§ **Task directions**: Reproduce every record below exactly as written, leaving out any pictures.

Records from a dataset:
/---
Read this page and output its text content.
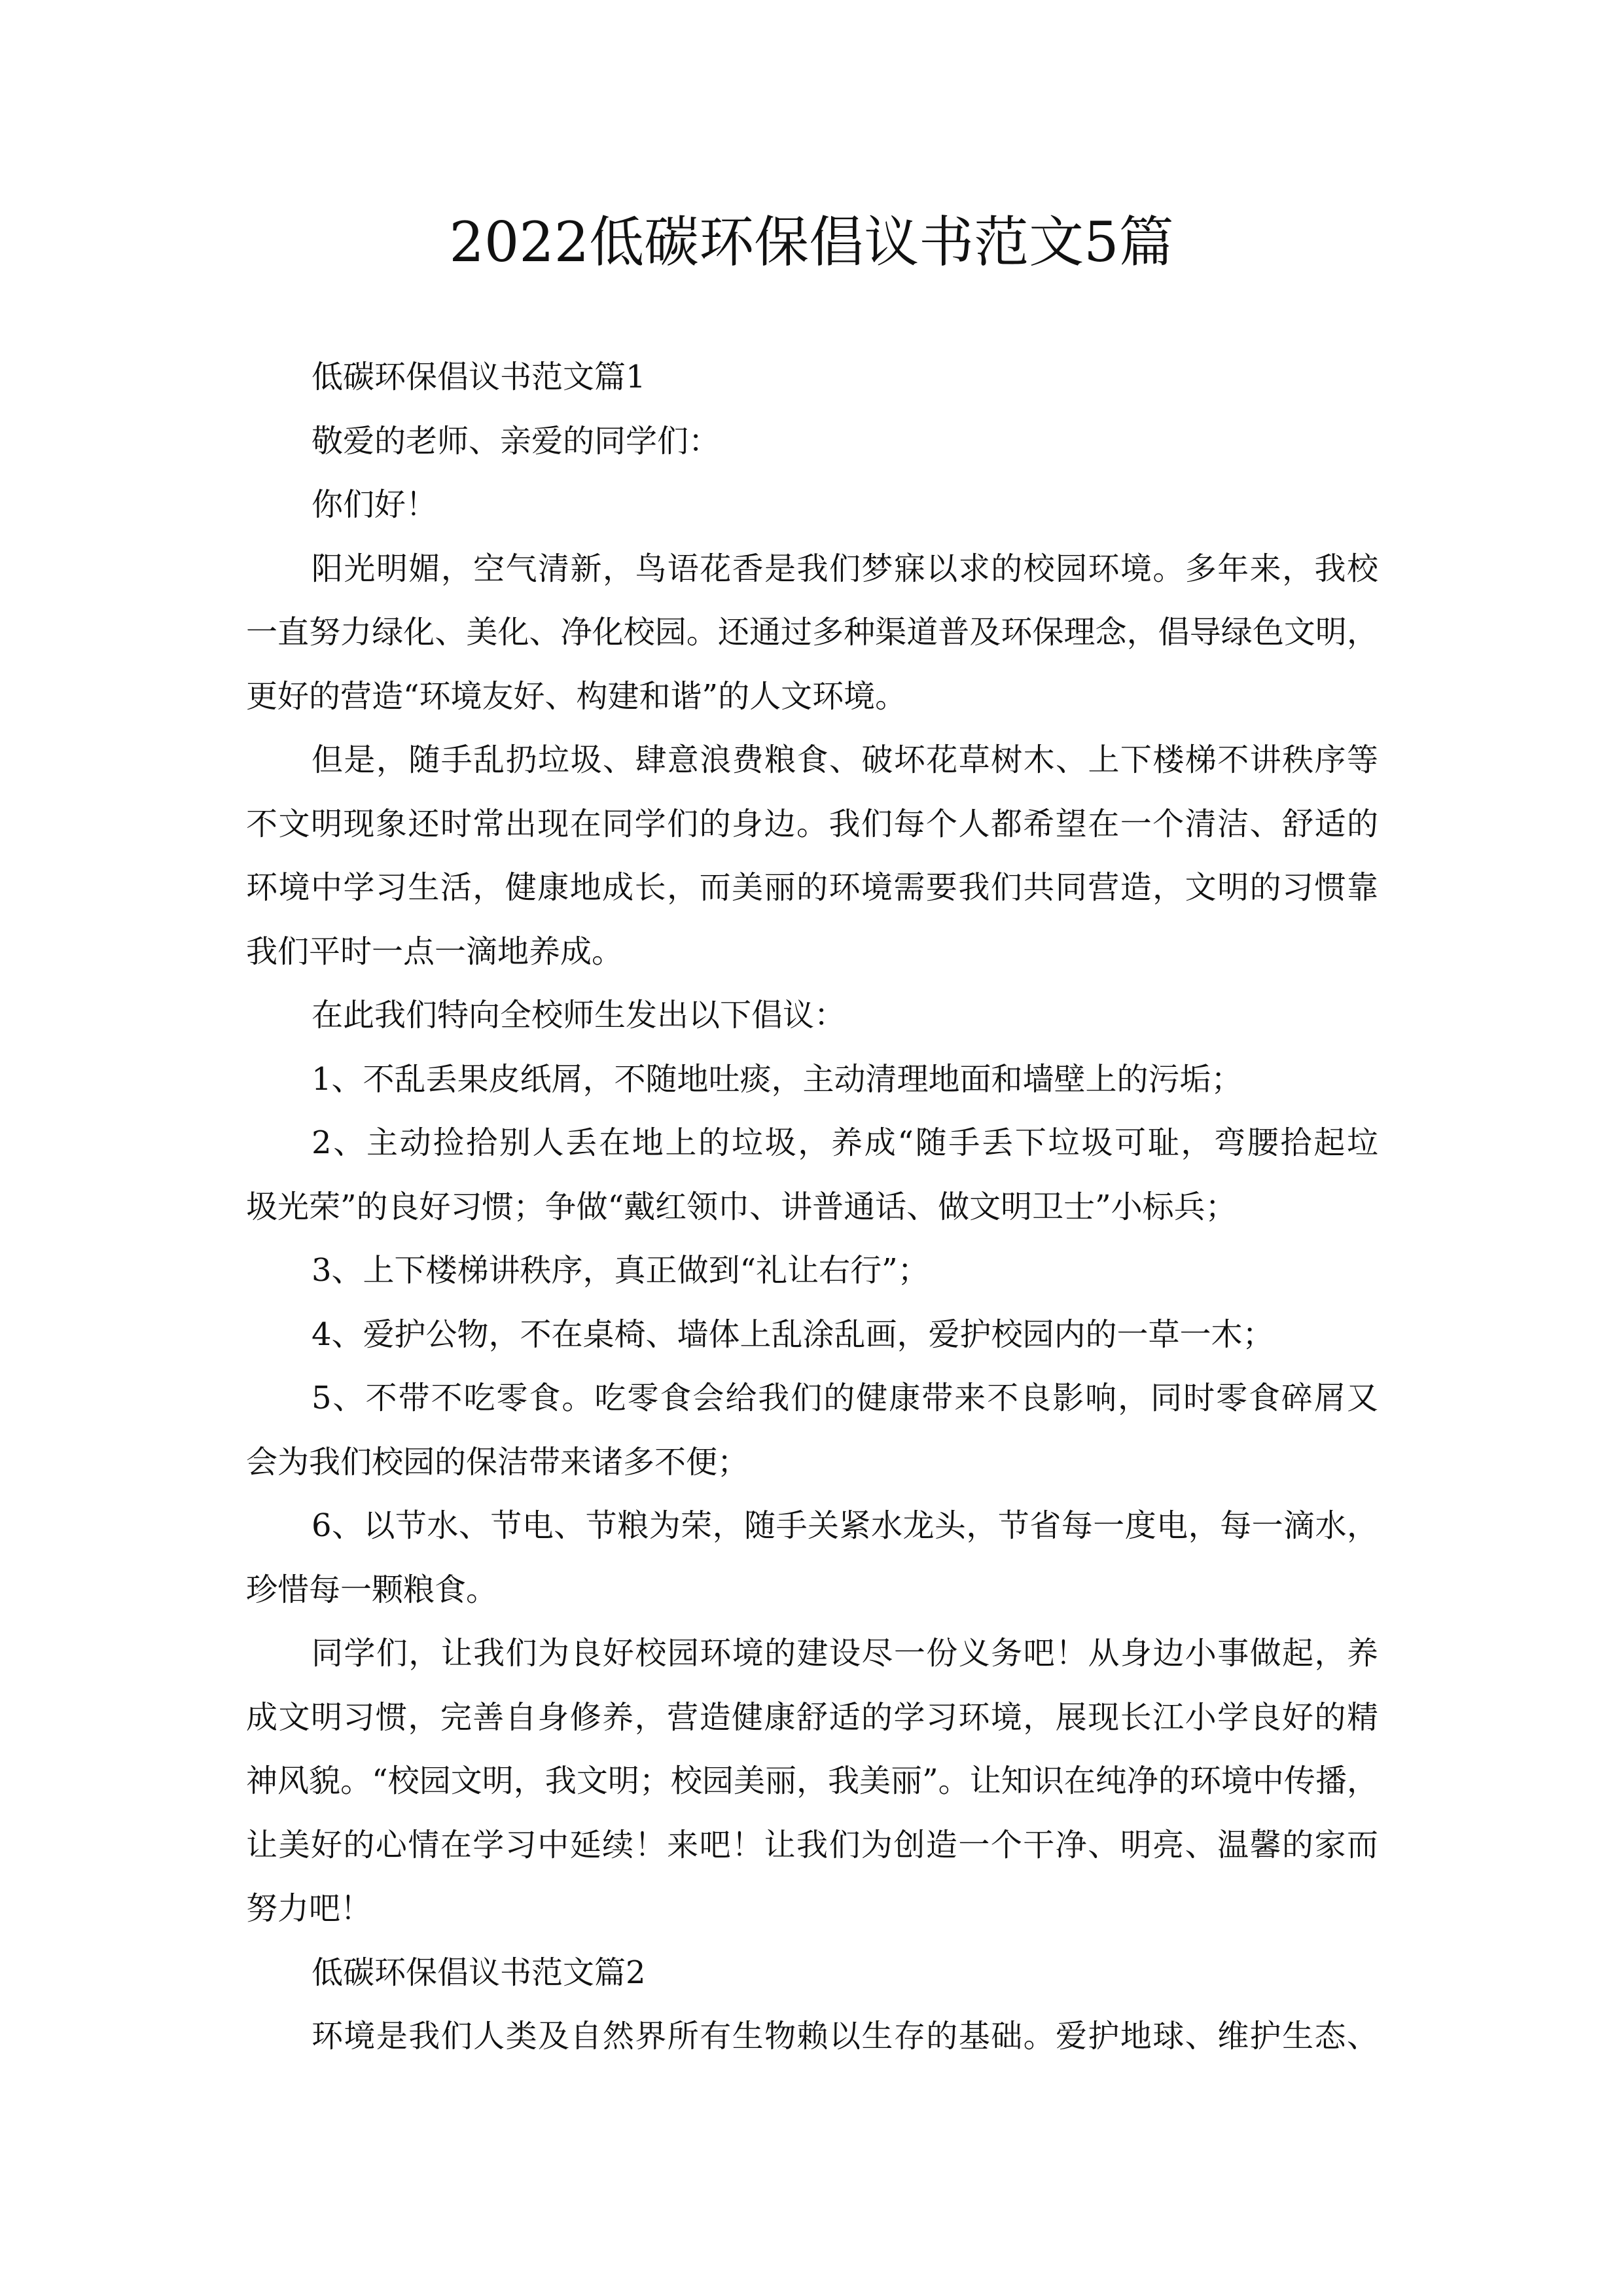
2022低碳环保倡议书范文5篇
低碳环保倡议书范文篇1
敬爱的老师、亲爱的同学们：
你们好！
阳光明媚，空气清新，鸟语花香是我们梦寐以求的校园环境。多年来，我校
一直努力绿化、美化、净化校园。还通过多种渠道普及环保理念，倡导绿色文明，
更好的营造“环境友好、构建和谐”的人文环境。
但是，随手乱扔垃圾、肆意浪费粮食、破坏花草树木、上下楼梯不讲秩序等
不文明现象还时常出现在同学们的身边。我们每个人都希望在一个清洁、舒适的
环境中学习生活，健康地成长，而美丽的环境需要我们共同营造，文明的习惯靠
我们平时一点一滴地养成。
在此我们特向全校师生发出以下倡议：
1、不乱丢果皮纸屑，不随地吐痰，主动清理地面和墙壁上的污垢；
2、主动捡拾别人丢在地上的垃圾，养成“随手丢下垃圾可耻，弯腰拾起垃
圾光荣”的良好习惯；争做“戴红领巾、讲普通话、做文明卫士”小标兵；
3、上下楼梯讲秩序，真正做到“礼让右行”；
4、爱护公物，不在桌椅、墙体上乱涂乱画，爱护校园内的一草一木；
5、不带不吃零食。吃零食会给我们的健康带来不良影响，同时零食碎屑又
会为我们校园的保洁带来诸多不便；
6、以节水、节电、节粮为荣，随手关紧水龙头，节省每一度电，每一滴水，
珍惜每一颗粮食。
同学们，让我们为良好校园环境的建设尽一份义务吧！从身边小事做起，养
成文明习惯，完善自身修养，营造健康舒适的学习环境，展现长江小学良好的精
神风貌。“校园文明，我文明；校园美丽，我美丽”。让知识在纯净的环境中传播，
让美好的心情在学习中延续！来吧！让我们为创造一个干净、明亮、温馨的家而
努力吧！
低碳环保倡议书范文篇2
环境是我们人类及自然界所有生物赖以生存的基础。爱护地球、维护生态、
\---
§ **In response**:
Read this page and output its text content.
2022低碳环保倡议书范文5篇
低碳环保倡议书范文篇1
敬爱的老师、亲爱的同学们：
你们好！
阳光明媚，空气清新，鸟语花香是我们梦寐以求的校园环境。多年来，我校
一直努力绿化、美化、净化校园。还通过多种渠道普及环保理念，倡导绿色文明，
更好的营造“环境友好、构建和谐”的人文环境。
但是，随手乱扔垃圾、肆意浪费粮食、破坏花草树木、上下楼梯不讲秩序等
不文明现象还时常出现在同学们的身边。我们每个人都希望在一个清洁、舒适的
环境中学习生活，健康地成长，而美丽的环境需要我们共同营造，文明的习惯靠
我们平时一点一滴地养成。
在此我们特向全校师生发出以下倡议：
1、不乱丢果皮纸屑，不随地吐痰，主动清理地面和墙壁上的污垢；
2、主动捡拾别人丢在地上的垃圾，养成“随手丢下垃圾可耻，弯腰拾起垃
圾光荣”的良好习惯；争做“戴红领巾、讲普通话、做文明卫士”小标兵；
3、上下楼梯讲秩序，真正做到“礼让右行”；
4、爱护公物，不在桌椅、墙体上乱涂乱画，爱护校园内的一草一木；
5、不带不吃零食。吃零食会给我们的健康带来不良影响，同时零食碎屑又
会为我们校园的保洁带来诸多不便；
6、以节水、节电、节粮为荣，随手关紧水龙头，节省每一度电，每一滴水，
珍惜每一颗粮食。
同学们，让我们为良好校园环境的建设尽一份义务吧！从身边小事做起，养
成文明习惯，完善自身修养，营造健康舒适的学习环境，展现长江小学良好的精
神风貌。“校园文明，我文明；校园美丽，我美丽”。让知识在纯净的环境中传播，
让美好的心情在学习中延续！来吧！让我们为创造一个干净、明亮、温馨的家而
努力吧！
低碳环保倡议书范文篇2
环境是我们人类及自然界所有生物赖以生存的基础。爱护地球、维护生态、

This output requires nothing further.